▸ Requirements
Below are the records; reproduce all of them exactly but without any images.

▸ Data records
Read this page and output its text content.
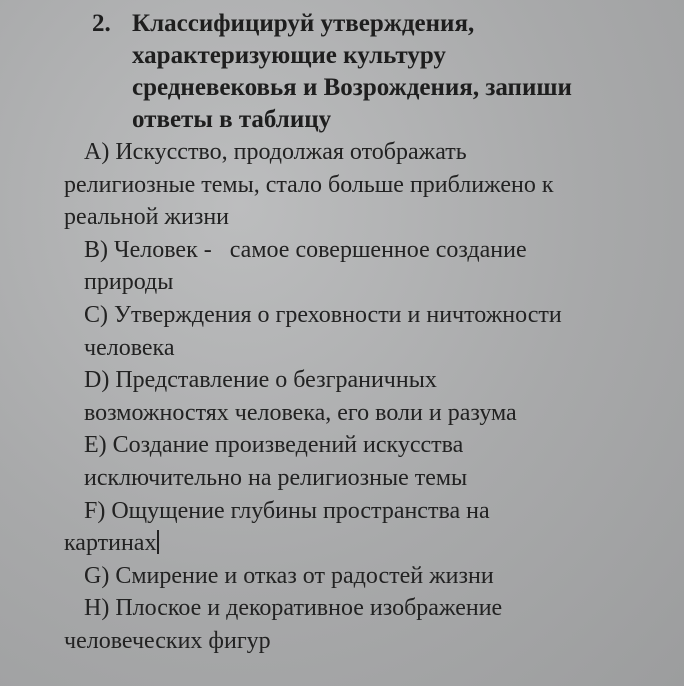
2. Классифицируй утверждения,
характеризующие культуру
средневековья и Возрождения, запиши
ответы в таблицу
A) Искусство, продолжая отображать
религиозные темы, стало больше приближено к
реальной жизни
B) Человек -   самое совершенное создание
природы
C) Утверждения о греховности и ничтожности
человека
D) Представление о безграничных
возможностях человека, его воли и разума
E) Создание произведений искусства
исключительно на религиозные темы
F) Ощущение глубины пространства на
картинах
G) Смирение и отказ от радостей жизни
H) Плоское и декоративное изображение
человеческих фигур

▸ Answer to this exercise
Read this page and output its text content.
2. Классифицируй утверждения,
характеризующие культуру
средневековья и Возрождения, запиши
ответы в таблицу
A) Искусство, продолжая отображать
религиозные темы, стало больше приближено к
реальной жизни
B) Человек -   самое совершенное создание
природы
C) Утверждения о греховности и ничтожности
человека
D) Представление о безграничных
возможностях человека, его воли и разума
E) Создание произведений искусства
исключительно на религиозные темы
F) Ощущение глубины пространства на
картинах
G) Смирение и отказ от радостей жизни
H) Плоское и декоративное изображение
человеческих фигур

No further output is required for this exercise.